#### PROBLEM TO SOLVE:
Tally every line featuring "浓硫酸具有强氧化性", then give that tally alone.
·····
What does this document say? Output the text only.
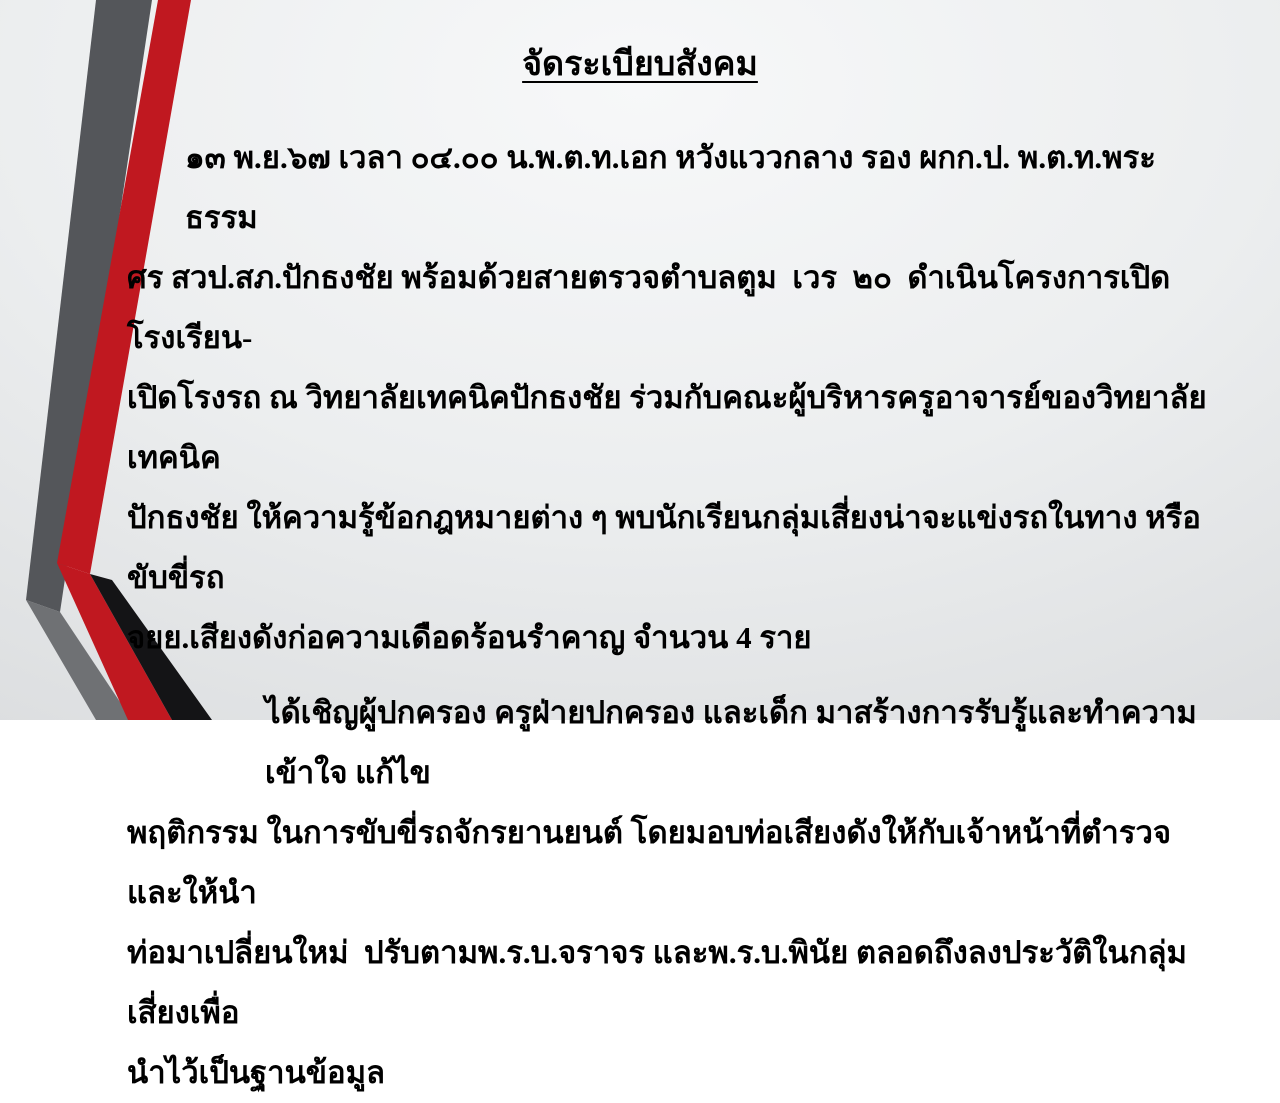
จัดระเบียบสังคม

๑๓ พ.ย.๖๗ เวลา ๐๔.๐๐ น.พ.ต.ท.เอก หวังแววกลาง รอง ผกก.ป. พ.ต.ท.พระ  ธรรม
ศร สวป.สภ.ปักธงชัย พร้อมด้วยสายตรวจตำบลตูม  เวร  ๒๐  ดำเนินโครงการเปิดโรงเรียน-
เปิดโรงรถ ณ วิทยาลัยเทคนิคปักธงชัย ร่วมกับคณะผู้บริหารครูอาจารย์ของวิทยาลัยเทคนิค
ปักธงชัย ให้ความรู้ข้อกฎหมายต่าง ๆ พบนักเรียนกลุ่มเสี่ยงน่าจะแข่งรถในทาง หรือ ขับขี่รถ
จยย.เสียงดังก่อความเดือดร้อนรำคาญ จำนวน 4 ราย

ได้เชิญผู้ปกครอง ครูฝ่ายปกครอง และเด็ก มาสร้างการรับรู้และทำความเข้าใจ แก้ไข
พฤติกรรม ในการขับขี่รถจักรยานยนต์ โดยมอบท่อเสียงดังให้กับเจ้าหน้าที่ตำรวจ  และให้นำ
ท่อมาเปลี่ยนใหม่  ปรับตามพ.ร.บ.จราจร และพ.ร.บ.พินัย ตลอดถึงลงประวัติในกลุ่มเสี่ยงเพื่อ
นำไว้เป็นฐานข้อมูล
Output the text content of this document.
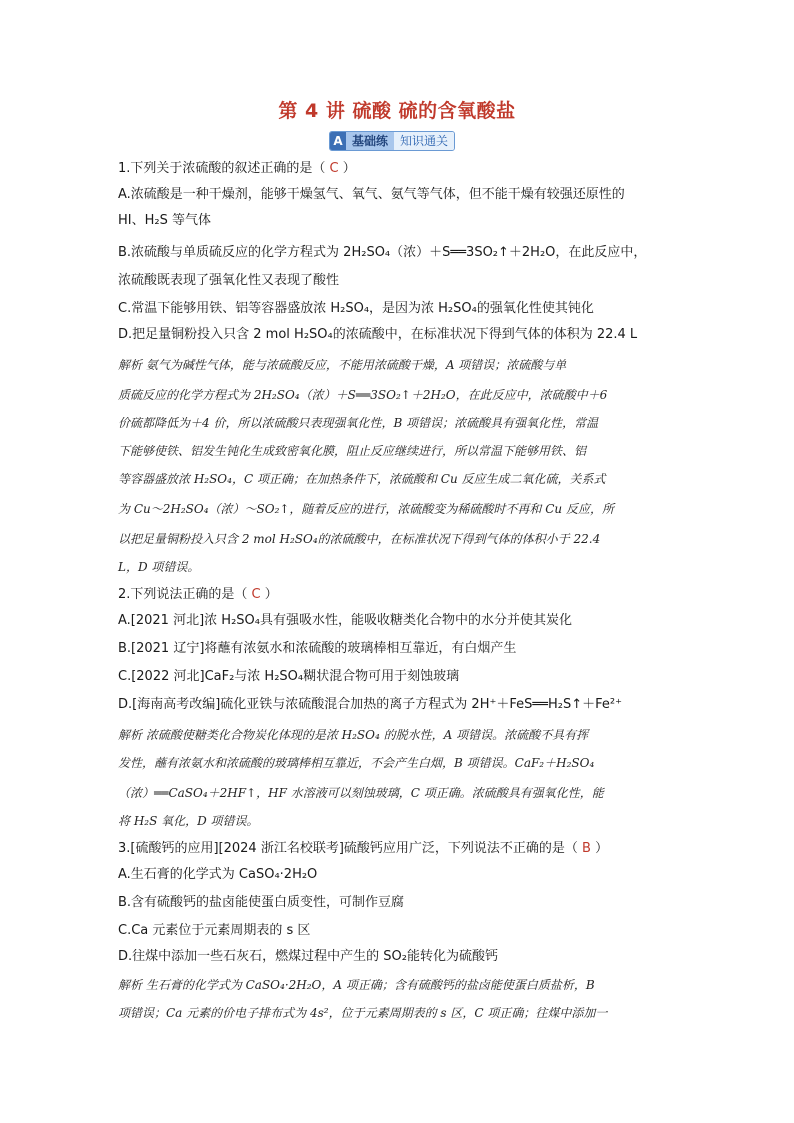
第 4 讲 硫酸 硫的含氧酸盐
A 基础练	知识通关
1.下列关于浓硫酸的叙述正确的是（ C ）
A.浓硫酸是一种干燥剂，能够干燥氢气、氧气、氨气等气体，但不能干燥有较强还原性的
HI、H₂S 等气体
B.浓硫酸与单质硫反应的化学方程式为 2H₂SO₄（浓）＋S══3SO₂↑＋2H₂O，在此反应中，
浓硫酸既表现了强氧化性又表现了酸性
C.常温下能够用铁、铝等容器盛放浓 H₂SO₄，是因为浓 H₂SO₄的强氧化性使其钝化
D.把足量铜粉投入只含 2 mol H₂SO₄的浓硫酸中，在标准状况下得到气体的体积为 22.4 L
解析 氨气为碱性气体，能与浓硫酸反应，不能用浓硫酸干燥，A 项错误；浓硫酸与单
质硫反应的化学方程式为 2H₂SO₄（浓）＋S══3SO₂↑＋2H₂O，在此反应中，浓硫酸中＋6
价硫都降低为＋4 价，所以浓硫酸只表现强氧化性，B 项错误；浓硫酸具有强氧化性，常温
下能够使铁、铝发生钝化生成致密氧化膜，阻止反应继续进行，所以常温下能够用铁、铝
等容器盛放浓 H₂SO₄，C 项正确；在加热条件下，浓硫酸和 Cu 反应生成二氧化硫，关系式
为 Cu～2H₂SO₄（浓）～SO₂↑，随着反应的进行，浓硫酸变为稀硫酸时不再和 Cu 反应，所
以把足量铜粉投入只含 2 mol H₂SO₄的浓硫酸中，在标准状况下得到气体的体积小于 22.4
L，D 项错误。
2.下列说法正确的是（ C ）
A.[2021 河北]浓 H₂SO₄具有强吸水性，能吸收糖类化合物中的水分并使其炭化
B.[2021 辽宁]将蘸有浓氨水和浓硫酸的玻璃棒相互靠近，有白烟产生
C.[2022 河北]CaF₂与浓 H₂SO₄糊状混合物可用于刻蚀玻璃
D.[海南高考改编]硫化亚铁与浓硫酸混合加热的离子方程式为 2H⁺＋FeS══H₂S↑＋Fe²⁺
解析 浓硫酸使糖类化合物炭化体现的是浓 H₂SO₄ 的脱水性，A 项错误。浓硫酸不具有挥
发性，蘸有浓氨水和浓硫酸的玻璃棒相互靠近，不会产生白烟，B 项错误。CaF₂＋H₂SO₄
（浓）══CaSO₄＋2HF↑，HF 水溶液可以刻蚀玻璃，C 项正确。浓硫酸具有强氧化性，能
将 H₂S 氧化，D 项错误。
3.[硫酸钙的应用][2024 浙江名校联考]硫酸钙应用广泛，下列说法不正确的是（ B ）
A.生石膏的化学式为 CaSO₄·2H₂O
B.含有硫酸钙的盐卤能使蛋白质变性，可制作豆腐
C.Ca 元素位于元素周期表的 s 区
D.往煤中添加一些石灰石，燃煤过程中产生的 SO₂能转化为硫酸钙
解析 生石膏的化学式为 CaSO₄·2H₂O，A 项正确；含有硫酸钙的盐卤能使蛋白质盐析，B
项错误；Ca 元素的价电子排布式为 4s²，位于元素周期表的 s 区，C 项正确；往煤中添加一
·····
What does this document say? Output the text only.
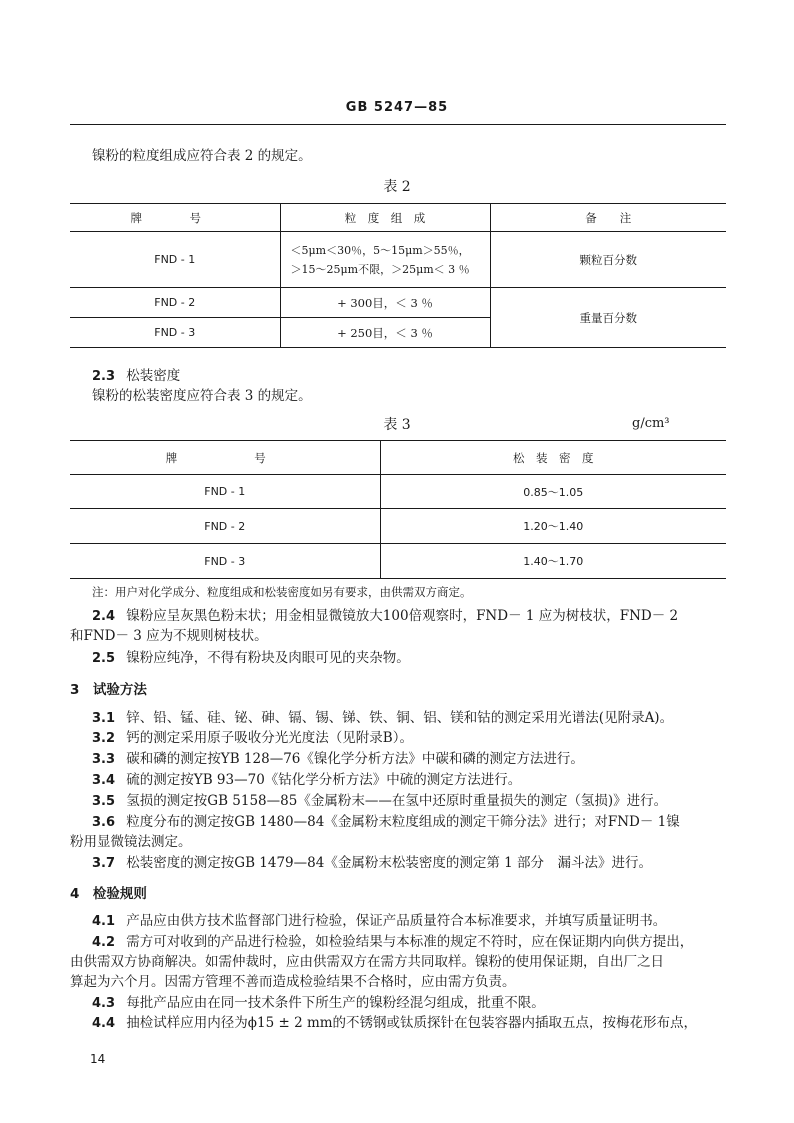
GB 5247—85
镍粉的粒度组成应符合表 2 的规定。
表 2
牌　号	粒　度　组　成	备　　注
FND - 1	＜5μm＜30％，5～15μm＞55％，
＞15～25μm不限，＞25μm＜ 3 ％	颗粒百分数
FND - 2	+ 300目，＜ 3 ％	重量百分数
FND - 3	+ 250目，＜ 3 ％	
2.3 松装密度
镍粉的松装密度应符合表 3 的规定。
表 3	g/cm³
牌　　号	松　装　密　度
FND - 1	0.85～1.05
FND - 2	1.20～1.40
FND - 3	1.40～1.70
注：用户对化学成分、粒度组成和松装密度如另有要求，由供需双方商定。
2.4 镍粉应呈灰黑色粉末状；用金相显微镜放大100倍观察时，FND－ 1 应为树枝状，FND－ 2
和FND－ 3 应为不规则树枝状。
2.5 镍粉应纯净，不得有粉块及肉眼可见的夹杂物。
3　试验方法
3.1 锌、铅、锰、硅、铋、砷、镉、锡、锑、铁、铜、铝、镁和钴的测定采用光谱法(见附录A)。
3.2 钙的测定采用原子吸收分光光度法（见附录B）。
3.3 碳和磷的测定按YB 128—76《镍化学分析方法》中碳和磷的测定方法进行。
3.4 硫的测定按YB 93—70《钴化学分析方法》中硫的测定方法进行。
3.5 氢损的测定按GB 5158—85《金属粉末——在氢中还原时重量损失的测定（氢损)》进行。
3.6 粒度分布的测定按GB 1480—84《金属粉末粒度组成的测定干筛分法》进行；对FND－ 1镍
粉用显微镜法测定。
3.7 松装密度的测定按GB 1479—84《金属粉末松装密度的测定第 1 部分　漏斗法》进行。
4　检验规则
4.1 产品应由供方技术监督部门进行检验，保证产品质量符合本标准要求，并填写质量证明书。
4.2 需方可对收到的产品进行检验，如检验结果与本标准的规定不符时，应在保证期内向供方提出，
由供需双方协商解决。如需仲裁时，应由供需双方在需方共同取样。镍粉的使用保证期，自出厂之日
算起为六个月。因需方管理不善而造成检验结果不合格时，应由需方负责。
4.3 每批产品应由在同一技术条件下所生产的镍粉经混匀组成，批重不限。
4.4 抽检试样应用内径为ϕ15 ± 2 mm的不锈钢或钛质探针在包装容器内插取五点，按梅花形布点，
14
·····
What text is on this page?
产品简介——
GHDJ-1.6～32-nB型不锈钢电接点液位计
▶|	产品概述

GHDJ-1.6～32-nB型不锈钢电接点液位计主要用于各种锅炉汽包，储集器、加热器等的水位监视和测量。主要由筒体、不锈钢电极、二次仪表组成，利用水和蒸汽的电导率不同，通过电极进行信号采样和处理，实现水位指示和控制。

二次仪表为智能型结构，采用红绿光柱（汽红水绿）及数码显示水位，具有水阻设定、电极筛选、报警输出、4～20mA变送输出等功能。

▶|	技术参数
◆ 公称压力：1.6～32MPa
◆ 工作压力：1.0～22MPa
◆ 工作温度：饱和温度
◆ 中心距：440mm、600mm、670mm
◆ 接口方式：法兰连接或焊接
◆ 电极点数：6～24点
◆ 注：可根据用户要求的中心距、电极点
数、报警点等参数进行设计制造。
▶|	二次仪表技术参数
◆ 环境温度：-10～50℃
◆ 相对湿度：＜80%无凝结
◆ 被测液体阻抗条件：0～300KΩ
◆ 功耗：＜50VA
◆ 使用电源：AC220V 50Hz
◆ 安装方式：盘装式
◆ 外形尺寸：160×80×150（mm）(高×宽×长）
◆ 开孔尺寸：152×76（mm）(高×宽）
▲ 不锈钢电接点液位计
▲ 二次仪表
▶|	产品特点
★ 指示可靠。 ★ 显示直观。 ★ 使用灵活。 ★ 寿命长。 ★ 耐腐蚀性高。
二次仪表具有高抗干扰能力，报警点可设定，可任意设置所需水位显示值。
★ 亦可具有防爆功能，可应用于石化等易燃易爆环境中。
·····
#### SOLUTION:
2